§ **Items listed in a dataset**
** Begin **

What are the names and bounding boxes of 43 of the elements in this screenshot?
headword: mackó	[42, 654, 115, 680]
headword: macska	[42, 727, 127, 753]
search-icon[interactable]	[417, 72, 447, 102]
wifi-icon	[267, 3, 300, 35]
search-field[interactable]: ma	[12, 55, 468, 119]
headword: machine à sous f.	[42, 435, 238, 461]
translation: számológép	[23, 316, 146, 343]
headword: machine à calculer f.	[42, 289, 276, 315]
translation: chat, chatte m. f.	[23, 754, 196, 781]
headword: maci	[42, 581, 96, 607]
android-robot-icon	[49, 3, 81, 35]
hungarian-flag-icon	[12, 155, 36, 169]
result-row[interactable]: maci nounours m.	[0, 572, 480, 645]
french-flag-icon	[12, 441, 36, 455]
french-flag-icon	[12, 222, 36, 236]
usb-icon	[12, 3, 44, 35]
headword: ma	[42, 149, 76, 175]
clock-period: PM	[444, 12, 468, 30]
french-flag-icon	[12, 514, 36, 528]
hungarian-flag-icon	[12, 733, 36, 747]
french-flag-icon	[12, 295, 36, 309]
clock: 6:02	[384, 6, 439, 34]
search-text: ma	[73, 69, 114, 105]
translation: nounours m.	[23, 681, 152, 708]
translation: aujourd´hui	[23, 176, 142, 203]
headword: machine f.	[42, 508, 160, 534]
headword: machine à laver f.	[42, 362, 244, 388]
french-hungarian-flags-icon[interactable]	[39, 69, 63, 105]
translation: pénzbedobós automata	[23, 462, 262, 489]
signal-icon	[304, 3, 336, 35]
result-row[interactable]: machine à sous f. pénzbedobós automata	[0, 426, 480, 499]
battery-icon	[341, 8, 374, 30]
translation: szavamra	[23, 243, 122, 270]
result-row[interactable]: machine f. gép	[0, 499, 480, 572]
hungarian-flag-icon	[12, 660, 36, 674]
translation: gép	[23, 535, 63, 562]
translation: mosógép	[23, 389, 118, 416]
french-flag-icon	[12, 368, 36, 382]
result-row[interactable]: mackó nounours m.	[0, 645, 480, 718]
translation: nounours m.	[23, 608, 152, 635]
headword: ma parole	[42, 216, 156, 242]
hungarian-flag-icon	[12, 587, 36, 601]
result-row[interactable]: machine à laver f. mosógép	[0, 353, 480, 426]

** End **

Copy the listing word for word, beginning at its first line and stopping after the line that contains "headword: machine à calculer".

What are the names and bounding boxes of 43 of the elements in this screenshot?
headword: mackó	[42, 654, 115, 680]
headword: macska	[42, 727, 127, 753]
search-icon[interactable]	[417, 72, 447, 102]
wifi-icon	[267, 3, 300, 35]
search-field[interactable]: ma	[12, 55, 468, 119]
headword: machine à sous f.	[42, 435, 238, 461]
translation: számológép	[23, 316, 146, 343]
headword: machine à calculer f.	[42, 289, 276, 315]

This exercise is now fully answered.